▸ **Material**

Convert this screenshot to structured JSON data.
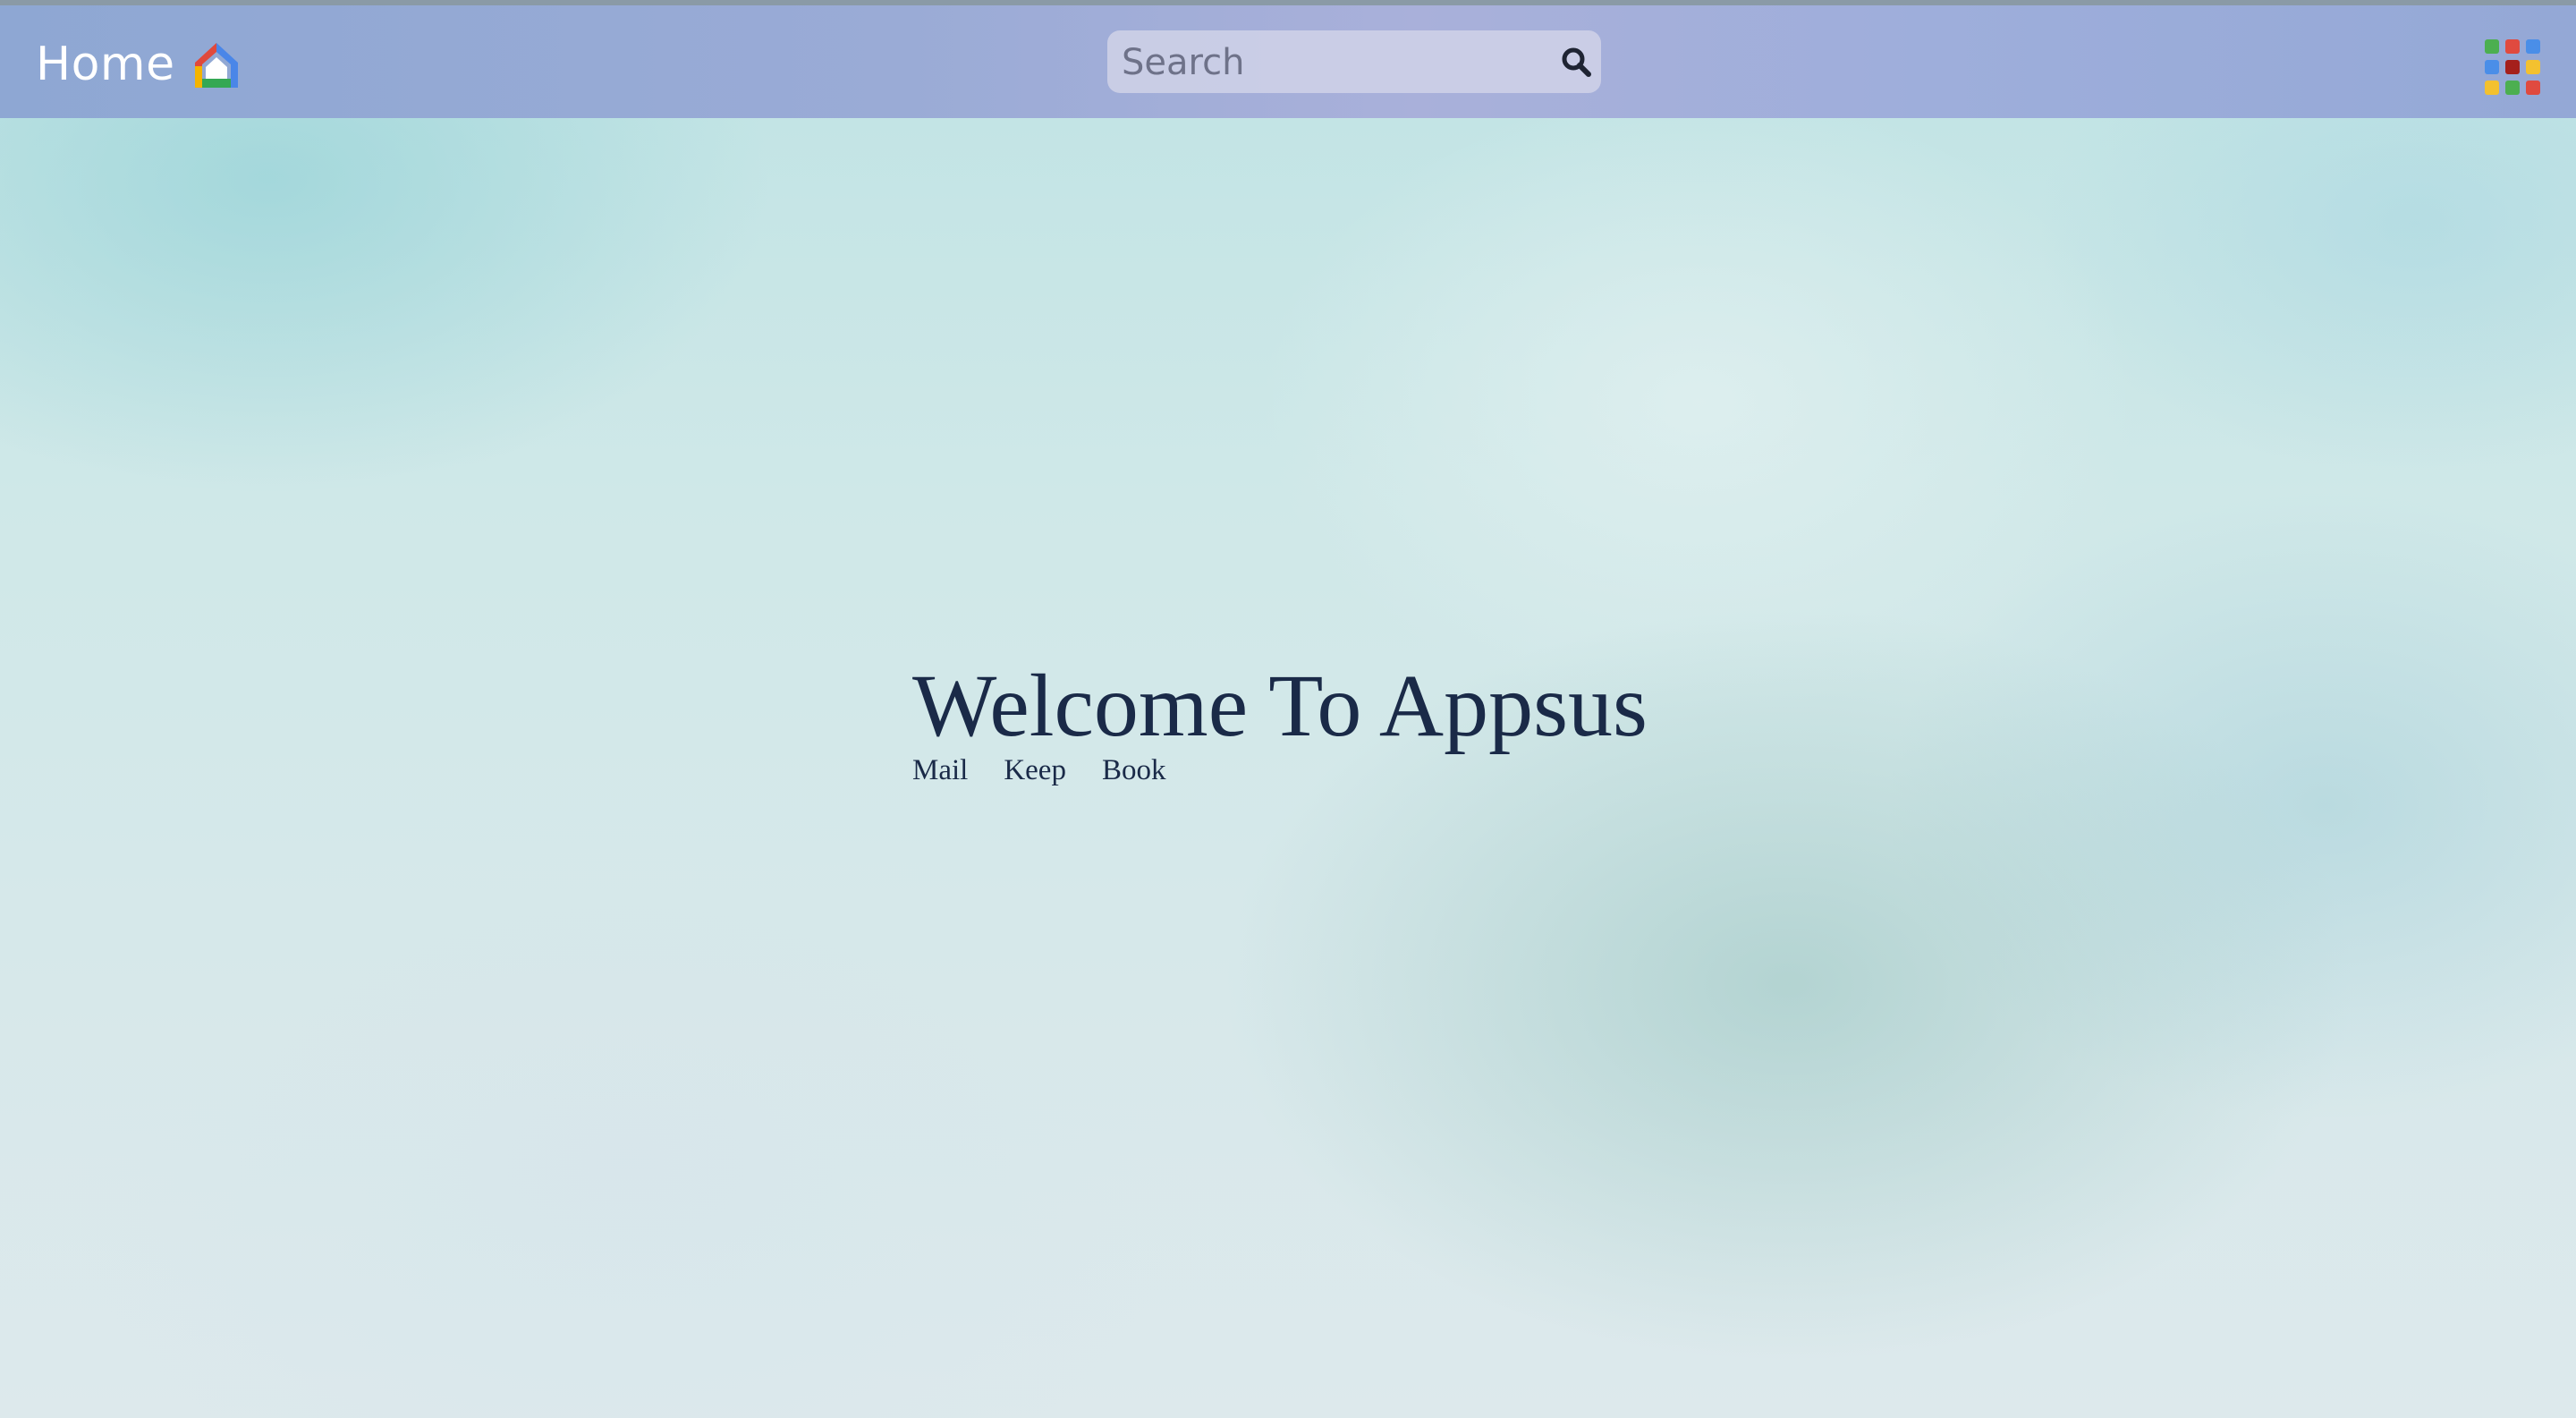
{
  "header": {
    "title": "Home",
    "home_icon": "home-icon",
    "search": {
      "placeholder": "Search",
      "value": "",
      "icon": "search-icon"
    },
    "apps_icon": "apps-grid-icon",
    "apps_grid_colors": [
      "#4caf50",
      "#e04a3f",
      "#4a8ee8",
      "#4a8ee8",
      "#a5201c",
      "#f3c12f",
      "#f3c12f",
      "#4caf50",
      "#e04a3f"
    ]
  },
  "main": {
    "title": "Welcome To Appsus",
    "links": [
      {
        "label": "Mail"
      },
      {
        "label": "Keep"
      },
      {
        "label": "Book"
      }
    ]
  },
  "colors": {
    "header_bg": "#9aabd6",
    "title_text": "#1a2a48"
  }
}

▸ **Aim**
Each entry shown above must be quoted exactly, with its pictures left out.

▸ **Expected answer**
Convert this screenshot to structured JSON data.
{
  "header": {
    "title": "Home",
    "home_icon": "home-icon",
    "search": {
      "placeholder": "Search",
      "value": "",
      "icon": "search-icon"
    },
    "apps_icon": "apps-grid-icon",
    "apps_grid_colors": [
      "#4caf50",
      "#e04a3f",
      "#4a8ee8",
      "#4a8ee8",
      "#a5201c",
      "#f3c12f",
      "#f3c12f",
      "#4caf50",
      "#e04a3f"
    ]
  },
  "main": {
    "title": "Welcome To Appsus",
    "links": [
      {
        "label": "Mail"
      },
      {
        "label": "Keep"
      },
      {
        "label": "Book"
      }
    ]
  },
  "colors": {
    "header_bg": "#9aabd6",
    "title_text": "#1a2a48"
  }
}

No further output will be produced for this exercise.